→ WHAT YOU ARE ASKED TO DO:
Copy every line that mentions the word "structured".

→ DATA FOR THIS EXERCISE:
........

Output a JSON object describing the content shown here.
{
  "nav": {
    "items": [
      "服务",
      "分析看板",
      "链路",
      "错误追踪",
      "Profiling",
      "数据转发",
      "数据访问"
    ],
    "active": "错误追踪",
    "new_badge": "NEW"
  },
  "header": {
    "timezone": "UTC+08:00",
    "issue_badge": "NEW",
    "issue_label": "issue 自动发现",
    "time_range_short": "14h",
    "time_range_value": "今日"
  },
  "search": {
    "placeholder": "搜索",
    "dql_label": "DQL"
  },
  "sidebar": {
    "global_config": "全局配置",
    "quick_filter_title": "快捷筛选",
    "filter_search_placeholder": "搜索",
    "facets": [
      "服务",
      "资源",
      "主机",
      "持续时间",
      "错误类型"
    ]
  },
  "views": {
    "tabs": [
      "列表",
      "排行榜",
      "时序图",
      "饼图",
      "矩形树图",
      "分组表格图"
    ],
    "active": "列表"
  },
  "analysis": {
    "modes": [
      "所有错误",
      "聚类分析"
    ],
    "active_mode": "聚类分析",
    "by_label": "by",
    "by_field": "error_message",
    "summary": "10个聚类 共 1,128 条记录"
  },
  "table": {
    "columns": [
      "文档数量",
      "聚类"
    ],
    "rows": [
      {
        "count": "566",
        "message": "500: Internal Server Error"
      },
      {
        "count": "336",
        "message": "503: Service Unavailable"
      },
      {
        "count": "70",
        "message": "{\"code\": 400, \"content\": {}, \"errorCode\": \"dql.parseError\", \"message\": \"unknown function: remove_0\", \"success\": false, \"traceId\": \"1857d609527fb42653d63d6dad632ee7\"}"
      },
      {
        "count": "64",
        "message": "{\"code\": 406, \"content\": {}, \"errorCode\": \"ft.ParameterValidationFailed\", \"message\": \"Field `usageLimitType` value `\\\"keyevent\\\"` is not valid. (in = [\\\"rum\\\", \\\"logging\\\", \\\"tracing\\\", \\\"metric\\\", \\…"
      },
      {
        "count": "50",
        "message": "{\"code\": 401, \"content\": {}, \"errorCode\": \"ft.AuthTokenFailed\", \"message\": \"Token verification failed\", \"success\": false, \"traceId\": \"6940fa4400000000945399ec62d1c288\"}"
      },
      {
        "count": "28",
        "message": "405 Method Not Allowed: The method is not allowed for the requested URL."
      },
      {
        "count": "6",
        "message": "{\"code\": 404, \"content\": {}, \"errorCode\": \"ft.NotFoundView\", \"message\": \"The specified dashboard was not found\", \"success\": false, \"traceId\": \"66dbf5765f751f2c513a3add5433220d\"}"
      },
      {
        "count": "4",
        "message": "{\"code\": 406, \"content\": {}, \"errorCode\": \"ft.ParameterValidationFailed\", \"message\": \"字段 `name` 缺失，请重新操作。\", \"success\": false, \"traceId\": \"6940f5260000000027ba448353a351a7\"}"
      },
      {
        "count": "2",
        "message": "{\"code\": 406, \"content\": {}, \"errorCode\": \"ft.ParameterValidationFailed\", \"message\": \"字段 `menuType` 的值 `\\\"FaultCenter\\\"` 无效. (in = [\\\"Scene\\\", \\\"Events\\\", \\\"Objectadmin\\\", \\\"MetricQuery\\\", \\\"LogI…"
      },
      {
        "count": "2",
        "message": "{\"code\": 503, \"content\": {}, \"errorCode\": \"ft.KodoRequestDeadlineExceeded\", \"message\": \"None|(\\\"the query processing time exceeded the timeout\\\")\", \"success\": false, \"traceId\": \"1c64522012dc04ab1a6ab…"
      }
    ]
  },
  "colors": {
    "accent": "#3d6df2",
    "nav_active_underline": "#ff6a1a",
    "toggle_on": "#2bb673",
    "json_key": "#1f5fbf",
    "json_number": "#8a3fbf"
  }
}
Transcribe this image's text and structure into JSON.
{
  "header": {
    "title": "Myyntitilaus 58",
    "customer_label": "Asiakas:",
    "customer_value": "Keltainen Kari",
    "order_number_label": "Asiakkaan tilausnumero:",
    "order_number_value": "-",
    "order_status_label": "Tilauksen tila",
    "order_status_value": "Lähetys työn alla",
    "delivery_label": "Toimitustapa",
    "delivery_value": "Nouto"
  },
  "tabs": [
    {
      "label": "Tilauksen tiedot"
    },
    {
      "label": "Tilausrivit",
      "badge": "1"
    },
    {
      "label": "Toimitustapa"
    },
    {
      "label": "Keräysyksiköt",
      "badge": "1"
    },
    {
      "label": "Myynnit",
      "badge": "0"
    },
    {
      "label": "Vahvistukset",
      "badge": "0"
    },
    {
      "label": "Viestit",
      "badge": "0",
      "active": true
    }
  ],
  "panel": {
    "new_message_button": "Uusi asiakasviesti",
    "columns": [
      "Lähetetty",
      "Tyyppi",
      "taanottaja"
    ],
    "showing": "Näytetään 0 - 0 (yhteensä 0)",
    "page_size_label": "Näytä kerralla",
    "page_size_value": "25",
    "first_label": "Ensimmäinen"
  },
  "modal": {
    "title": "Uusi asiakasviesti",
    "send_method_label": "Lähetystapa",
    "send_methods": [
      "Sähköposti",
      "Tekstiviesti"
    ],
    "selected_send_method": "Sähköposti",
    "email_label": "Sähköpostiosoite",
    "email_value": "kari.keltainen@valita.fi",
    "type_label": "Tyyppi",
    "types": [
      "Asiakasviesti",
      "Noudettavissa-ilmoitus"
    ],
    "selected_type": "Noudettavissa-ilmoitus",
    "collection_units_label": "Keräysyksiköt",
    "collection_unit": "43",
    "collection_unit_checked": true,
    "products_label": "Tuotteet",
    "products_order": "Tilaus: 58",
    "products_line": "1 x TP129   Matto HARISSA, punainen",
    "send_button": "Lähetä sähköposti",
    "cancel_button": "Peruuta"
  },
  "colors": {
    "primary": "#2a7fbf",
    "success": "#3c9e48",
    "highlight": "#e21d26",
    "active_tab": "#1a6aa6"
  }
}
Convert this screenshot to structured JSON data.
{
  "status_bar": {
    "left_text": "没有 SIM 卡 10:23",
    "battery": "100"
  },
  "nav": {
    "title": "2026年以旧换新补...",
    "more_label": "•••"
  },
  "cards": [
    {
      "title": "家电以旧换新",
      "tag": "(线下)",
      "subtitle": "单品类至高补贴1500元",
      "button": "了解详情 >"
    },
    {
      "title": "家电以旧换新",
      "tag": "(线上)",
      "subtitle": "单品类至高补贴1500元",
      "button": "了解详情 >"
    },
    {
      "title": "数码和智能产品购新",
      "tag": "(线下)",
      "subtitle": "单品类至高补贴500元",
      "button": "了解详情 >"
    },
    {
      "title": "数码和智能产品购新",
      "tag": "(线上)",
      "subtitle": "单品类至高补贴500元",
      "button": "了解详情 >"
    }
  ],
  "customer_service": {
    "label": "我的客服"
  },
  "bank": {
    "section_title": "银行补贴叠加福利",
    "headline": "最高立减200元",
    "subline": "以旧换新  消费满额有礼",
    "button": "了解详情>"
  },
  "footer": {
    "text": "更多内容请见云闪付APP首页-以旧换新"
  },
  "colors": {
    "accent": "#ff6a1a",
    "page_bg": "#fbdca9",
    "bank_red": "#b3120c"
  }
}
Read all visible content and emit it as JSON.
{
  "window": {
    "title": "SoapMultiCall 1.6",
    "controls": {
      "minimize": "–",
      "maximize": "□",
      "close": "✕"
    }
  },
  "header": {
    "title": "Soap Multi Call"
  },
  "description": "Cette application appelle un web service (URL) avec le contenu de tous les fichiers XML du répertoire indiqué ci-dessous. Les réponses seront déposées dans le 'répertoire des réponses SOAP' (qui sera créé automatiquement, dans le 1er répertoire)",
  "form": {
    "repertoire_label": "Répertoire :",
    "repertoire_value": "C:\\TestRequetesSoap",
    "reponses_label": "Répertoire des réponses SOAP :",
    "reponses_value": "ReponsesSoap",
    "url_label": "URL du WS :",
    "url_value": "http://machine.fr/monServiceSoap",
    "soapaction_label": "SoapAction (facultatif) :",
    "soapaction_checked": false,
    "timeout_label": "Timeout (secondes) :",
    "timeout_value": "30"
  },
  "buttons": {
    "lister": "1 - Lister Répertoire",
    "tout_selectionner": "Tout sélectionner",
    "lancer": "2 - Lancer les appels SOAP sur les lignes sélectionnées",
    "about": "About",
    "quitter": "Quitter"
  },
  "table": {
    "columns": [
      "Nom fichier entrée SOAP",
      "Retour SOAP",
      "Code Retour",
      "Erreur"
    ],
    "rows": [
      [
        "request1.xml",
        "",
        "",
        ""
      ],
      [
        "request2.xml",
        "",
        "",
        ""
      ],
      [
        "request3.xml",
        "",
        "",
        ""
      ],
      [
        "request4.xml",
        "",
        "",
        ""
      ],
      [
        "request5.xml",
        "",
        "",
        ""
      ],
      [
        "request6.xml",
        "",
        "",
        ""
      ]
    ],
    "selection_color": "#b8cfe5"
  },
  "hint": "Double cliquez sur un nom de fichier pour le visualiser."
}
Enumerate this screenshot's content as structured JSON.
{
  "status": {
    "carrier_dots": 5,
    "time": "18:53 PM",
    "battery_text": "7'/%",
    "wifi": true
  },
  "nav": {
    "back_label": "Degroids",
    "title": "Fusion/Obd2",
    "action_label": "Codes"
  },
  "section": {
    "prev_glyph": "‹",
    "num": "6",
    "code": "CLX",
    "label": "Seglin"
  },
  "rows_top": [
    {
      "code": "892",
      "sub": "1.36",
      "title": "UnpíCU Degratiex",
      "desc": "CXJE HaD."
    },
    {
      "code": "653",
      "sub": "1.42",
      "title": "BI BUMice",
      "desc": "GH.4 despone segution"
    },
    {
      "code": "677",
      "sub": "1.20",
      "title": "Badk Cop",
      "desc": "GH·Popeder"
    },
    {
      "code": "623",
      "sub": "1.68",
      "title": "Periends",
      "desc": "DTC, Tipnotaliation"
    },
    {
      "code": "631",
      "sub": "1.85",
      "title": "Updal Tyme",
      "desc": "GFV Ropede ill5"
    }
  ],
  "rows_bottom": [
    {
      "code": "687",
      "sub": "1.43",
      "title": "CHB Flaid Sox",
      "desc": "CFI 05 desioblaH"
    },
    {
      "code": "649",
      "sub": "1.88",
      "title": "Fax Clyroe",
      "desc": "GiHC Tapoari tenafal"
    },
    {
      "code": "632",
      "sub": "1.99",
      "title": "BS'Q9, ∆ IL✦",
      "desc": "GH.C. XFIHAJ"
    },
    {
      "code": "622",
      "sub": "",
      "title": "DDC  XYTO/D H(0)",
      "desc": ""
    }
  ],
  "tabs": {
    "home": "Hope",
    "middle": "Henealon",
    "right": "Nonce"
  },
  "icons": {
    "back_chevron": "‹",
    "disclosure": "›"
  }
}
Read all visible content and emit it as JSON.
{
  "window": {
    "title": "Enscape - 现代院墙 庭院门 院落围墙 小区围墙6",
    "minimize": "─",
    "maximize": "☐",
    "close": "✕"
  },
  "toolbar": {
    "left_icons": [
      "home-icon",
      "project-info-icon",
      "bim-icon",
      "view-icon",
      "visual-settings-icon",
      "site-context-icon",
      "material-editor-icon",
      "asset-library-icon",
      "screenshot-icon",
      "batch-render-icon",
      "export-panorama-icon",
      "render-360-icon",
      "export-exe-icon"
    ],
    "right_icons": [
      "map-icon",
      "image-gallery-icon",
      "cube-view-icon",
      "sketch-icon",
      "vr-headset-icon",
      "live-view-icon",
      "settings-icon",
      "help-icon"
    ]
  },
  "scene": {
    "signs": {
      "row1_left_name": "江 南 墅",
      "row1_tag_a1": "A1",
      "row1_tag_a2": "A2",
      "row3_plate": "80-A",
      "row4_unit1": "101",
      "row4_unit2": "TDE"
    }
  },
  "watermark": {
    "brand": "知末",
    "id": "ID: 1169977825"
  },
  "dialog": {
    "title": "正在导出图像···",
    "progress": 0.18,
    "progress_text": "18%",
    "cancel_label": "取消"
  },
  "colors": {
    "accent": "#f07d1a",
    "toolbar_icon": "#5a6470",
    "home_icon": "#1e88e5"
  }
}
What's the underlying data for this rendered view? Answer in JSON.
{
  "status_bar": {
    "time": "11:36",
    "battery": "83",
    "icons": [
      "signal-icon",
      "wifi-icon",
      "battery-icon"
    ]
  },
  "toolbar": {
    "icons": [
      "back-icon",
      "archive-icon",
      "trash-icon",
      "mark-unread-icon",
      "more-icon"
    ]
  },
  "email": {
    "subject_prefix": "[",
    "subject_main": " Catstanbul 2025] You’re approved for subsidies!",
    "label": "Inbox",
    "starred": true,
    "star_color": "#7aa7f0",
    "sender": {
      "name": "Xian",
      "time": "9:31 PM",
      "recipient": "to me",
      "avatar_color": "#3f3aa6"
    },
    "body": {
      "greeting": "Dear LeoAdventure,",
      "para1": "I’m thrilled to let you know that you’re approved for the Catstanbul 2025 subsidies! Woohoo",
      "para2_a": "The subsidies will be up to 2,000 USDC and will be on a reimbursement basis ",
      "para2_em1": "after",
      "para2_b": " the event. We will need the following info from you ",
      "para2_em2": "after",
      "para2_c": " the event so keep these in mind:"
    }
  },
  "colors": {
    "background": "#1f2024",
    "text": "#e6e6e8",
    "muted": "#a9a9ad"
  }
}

........

→ ANSWER IN FULL:
Convert this screenshot to structured JSON data.
Enumerate this screenshot's content as structured JSON.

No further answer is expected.